# Record set
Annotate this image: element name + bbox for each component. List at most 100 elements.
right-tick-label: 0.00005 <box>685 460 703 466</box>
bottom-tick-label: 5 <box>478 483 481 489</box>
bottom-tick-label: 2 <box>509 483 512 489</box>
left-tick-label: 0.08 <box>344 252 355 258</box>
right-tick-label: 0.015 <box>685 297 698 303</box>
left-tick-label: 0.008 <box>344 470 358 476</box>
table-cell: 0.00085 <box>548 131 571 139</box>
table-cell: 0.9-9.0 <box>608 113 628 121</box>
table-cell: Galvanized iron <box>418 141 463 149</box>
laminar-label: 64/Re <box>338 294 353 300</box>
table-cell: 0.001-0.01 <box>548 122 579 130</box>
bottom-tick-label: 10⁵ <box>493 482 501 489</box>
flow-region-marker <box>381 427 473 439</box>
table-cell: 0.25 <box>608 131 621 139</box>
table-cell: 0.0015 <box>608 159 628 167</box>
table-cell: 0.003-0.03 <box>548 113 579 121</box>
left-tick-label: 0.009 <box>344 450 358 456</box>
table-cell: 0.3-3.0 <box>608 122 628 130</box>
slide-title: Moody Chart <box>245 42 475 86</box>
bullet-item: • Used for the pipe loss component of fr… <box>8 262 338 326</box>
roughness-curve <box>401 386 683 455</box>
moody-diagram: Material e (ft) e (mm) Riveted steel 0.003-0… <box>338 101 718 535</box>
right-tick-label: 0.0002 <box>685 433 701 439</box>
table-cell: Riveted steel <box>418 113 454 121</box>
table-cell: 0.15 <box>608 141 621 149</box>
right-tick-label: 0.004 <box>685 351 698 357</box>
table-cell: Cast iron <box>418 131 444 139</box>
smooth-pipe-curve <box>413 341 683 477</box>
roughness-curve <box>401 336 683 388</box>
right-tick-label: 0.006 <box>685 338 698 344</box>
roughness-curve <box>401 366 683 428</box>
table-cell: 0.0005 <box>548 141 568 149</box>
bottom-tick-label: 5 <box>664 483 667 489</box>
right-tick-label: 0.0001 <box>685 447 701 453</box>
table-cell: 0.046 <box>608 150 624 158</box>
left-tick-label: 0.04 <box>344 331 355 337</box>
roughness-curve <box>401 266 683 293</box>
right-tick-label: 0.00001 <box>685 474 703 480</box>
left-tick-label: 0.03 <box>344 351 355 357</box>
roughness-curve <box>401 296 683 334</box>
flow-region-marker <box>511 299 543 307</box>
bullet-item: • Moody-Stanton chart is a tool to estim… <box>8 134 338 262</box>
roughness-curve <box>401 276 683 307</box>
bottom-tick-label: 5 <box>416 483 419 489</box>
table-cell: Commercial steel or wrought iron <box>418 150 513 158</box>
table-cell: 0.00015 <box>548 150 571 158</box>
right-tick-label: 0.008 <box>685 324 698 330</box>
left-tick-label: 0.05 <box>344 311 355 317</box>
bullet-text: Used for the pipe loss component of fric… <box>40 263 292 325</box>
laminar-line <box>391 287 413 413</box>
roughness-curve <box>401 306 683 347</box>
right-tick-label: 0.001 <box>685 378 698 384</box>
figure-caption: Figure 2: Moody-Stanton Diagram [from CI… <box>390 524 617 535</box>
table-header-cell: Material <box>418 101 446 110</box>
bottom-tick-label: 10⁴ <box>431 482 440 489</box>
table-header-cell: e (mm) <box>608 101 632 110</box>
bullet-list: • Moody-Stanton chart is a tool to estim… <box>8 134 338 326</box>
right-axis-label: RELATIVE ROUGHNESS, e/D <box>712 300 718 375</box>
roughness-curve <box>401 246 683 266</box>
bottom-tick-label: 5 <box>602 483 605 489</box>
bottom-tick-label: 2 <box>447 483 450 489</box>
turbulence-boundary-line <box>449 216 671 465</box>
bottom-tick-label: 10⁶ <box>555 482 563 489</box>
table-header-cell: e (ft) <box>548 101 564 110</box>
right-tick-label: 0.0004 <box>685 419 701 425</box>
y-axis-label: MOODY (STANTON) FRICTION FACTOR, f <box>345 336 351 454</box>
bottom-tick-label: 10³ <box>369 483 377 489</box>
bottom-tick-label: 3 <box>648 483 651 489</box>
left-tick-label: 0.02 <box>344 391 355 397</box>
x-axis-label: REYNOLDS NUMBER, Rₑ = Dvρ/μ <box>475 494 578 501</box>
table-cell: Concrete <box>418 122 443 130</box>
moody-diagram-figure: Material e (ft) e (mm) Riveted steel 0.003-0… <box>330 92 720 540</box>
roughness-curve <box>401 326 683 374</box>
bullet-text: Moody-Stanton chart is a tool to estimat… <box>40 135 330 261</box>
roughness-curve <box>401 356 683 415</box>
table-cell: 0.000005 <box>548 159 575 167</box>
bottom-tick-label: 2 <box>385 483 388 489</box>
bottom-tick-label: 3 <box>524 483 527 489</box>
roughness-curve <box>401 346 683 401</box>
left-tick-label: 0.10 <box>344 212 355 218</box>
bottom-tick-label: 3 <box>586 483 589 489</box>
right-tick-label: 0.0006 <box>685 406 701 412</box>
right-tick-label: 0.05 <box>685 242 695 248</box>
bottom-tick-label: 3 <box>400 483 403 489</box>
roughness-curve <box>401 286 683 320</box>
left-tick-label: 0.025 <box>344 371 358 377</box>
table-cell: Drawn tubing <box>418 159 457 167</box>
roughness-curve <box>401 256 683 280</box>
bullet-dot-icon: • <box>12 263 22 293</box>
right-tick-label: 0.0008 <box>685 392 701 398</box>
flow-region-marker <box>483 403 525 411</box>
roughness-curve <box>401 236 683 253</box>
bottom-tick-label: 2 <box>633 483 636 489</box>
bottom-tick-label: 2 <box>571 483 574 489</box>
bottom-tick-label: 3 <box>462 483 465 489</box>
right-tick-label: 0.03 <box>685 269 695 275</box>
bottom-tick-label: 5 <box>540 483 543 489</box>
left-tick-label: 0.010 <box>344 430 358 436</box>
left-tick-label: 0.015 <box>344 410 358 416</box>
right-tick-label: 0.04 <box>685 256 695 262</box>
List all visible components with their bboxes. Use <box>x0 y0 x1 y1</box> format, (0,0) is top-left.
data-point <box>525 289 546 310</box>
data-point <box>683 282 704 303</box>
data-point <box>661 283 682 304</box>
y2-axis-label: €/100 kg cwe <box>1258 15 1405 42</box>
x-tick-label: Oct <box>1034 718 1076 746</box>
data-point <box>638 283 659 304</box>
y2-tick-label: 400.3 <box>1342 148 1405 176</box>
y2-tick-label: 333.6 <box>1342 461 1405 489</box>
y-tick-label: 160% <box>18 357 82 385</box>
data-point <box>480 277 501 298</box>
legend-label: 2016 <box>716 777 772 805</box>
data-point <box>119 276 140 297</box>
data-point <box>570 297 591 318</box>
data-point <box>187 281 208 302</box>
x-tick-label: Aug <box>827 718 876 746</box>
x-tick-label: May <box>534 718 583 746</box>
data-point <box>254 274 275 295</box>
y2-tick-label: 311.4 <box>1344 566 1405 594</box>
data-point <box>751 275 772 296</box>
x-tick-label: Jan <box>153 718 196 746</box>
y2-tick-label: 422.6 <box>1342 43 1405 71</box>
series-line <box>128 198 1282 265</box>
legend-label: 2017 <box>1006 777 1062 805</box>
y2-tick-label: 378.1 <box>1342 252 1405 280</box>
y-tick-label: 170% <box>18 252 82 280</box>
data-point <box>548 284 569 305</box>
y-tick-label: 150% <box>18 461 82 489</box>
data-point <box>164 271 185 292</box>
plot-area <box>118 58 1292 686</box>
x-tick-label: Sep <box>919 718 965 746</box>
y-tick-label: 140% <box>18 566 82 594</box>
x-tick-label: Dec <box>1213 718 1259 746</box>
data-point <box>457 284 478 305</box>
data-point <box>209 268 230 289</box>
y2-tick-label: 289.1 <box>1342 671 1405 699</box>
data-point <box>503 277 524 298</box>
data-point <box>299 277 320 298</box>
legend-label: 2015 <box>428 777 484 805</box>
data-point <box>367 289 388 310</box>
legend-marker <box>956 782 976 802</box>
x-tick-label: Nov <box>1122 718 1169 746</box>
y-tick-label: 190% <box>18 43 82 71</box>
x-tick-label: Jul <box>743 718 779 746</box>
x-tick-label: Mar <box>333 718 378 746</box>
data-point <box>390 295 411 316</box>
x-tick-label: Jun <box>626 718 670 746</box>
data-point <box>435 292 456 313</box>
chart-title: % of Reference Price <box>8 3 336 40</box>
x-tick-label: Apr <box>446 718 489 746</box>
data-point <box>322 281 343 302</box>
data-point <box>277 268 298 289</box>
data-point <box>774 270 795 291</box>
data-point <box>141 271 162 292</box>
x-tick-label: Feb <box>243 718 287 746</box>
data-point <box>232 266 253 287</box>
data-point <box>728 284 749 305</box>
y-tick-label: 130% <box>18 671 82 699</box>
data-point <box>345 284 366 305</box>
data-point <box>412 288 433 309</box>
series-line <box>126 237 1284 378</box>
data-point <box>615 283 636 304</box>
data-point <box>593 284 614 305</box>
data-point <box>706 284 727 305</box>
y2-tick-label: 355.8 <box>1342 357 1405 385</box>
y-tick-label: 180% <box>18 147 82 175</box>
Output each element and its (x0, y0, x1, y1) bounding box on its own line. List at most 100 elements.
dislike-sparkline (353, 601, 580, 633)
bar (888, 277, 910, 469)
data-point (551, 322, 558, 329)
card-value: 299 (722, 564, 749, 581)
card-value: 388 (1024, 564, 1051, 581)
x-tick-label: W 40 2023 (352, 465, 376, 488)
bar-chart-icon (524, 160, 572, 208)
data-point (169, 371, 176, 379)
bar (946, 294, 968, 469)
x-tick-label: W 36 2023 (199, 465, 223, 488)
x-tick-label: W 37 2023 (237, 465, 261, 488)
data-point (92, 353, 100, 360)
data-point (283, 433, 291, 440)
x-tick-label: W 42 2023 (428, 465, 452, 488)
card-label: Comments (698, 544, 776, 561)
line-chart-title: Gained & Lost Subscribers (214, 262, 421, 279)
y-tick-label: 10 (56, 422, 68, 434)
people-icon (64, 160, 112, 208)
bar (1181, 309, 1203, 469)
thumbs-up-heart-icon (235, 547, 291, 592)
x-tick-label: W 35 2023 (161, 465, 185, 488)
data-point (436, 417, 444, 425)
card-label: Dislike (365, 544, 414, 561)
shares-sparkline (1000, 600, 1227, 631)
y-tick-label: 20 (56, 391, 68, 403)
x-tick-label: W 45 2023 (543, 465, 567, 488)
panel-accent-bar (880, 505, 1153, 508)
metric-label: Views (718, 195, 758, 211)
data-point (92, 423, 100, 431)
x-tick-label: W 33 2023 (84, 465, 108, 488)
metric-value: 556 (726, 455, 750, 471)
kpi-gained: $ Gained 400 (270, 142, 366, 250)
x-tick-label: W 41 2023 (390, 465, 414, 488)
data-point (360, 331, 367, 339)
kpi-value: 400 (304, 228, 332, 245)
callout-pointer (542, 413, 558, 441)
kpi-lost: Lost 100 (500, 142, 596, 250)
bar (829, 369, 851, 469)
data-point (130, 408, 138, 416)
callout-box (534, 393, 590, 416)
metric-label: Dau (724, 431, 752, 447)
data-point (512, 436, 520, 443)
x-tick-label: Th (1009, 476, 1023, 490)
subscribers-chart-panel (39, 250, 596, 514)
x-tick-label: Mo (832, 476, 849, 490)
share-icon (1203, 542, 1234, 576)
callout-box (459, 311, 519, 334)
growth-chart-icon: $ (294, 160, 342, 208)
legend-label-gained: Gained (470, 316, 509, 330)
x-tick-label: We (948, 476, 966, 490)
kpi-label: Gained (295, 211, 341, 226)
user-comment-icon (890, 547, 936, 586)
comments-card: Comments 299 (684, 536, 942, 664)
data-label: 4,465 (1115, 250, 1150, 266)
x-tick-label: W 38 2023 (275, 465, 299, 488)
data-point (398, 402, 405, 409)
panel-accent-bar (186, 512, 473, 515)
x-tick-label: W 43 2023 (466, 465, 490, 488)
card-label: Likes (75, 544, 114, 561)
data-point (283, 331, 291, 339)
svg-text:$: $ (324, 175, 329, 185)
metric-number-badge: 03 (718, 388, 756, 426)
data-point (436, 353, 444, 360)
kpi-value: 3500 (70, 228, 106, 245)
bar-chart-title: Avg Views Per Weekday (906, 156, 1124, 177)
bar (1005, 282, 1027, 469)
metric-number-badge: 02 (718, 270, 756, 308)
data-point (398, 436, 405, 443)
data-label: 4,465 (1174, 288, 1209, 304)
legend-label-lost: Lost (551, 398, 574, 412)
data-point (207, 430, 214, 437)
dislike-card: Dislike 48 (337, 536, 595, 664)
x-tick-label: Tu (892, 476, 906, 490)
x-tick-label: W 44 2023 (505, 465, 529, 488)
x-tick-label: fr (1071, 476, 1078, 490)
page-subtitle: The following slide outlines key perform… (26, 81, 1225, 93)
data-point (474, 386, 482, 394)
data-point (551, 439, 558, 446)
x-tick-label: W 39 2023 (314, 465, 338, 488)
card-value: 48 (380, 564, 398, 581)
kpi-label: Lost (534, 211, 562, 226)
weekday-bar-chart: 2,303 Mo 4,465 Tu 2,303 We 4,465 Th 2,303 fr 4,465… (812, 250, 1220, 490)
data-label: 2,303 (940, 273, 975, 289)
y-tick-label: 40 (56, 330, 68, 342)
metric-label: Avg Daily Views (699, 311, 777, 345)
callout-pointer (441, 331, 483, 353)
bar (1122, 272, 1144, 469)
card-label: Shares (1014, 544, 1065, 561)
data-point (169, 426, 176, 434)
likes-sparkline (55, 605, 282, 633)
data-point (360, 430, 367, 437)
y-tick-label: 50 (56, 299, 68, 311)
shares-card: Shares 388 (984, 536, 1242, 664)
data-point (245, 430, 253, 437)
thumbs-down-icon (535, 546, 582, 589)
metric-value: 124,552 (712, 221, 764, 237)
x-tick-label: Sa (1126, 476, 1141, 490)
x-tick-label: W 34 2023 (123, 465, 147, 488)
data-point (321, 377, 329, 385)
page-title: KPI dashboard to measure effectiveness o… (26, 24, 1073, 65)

# Exercise instructions
Repeat the records word for word, beginning with the first line and ending after the line that contains "table-cell: Riveted steel".

# Solution below
Annotate this image: element name + bbox for each component. List at most 100 elements.
right-tick-label: 0.00005 <box>685 460 703 466</box>
bottom-tick-label: 5 <box>478 483 481 489</box>
bottom-tick-label: 2 <box>509 483 512 489</box>
left-tick-label: 0.08 <box>344 252 355 258</box>
right-tick-label: 0.015 <box>685 297 698 303</box>
left-tick-label: 0.008 <box>344 470 358 476</box>
table-cell: 0.00085 <box>548 131 571 139</box>
table-cell: 0.9-9.0 <box>608 113 628 121</box>
table-cell: Galvanized iron <box>418 141 463 149</box>
laminar-label: 64/Re <box>338 294 353 300</box>
table-cell: 0.001-0.01 <box>548 122 579 130</box>
bottom-tick-label: 10⁵ <box>493 482 501 489</box>
flow-region-marker <box>381 427 473 439</box>
table-cell: 0.25 <box>608 131 621 139</box>
table-cell: 0.0015 <box>608 159 628 167</box>
table-cell: 0.003-0.03 <box>548 113 579 121</box>
left-tick-label: 0.009 <box>344 450 358 456</box>
table-cell: 0.3-3.0 <box>608 122 628 130</box>
slide-title: Moody Chart <box>245 42 475 86</box>
bullet-item: • Used for the pipe loss component of fr… <box>8 262 338 326</box>
roughness-curve <box>401 386 683 455</box>
moody-diagram: Material e (ft) e (mm) Riveted steel 0.003-0… <box>338 101 718 535</box>
right-tick-label: 0.0002 <box>685 433 701 439</box>
table-cell: Riveted steel <box>418 113 454 121</box>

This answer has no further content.